**WRITTEN REQUEST**
Copy each line of the records that holds the string "name".

(Items from a figure collection)
============
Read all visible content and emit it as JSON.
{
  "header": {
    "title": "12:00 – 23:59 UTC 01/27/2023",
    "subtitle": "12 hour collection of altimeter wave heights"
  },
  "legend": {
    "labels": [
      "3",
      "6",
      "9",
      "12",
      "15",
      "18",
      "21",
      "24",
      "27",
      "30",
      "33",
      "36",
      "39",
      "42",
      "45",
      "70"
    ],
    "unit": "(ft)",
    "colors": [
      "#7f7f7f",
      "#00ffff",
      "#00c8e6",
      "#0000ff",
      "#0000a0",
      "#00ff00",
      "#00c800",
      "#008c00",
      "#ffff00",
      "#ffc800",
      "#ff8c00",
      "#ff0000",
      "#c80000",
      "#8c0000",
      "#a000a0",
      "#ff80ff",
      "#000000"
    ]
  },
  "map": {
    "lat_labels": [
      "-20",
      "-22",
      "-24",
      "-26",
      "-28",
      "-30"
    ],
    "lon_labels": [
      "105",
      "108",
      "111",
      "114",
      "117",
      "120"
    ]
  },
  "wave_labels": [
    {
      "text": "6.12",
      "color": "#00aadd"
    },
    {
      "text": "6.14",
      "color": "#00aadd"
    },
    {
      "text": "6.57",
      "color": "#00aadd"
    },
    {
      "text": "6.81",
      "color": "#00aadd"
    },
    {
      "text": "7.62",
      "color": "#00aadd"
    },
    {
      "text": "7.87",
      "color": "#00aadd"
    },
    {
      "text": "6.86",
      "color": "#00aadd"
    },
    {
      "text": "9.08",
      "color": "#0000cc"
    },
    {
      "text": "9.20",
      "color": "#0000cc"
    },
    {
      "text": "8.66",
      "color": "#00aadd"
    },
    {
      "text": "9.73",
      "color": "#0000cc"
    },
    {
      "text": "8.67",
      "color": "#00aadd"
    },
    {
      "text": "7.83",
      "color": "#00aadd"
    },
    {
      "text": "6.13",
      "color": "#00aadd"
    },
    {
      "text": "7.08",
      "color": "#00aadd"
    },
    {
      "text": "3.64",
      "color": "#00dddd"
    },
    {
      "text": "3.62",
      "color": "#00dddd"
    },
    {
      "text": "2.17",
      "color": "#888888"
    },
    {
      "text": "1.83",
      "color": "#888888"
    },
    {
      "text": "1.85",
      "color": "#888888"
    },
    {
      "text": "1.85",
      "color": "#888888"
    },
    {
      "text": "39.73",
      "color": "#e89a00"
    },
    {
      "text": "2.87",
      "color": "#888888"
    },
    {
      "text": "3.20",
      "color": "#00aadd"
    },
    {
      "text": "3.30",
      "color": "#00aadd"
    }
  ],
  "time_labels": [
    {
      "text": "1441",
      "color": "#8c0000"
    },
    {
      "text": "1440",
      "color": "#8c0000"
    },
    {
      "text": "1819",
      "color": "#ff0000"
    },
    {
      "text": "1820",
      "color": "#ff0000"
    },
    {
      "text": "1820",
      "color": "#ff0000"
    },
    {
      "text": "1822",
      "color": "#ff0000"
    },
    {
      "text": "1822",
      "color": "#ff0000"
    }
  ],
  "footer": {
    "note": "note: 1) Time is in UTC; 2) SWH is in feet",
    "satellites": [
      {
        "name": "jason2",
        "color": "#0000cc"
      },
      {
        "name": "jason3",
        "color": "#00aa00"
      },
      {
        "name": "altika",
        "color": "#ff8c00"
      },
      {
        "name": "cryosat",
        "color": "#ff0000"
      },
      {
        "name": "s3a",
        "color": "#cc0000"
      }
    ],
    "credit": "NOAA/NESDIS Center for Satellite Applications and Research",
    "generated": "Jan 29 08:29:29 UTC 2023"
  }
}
============
**OUTPUT BELOW**
        "name": "jason2",
        "name": "jason3",
        "name": "altika",
        "name": "cryosat",
        "name": "s3a",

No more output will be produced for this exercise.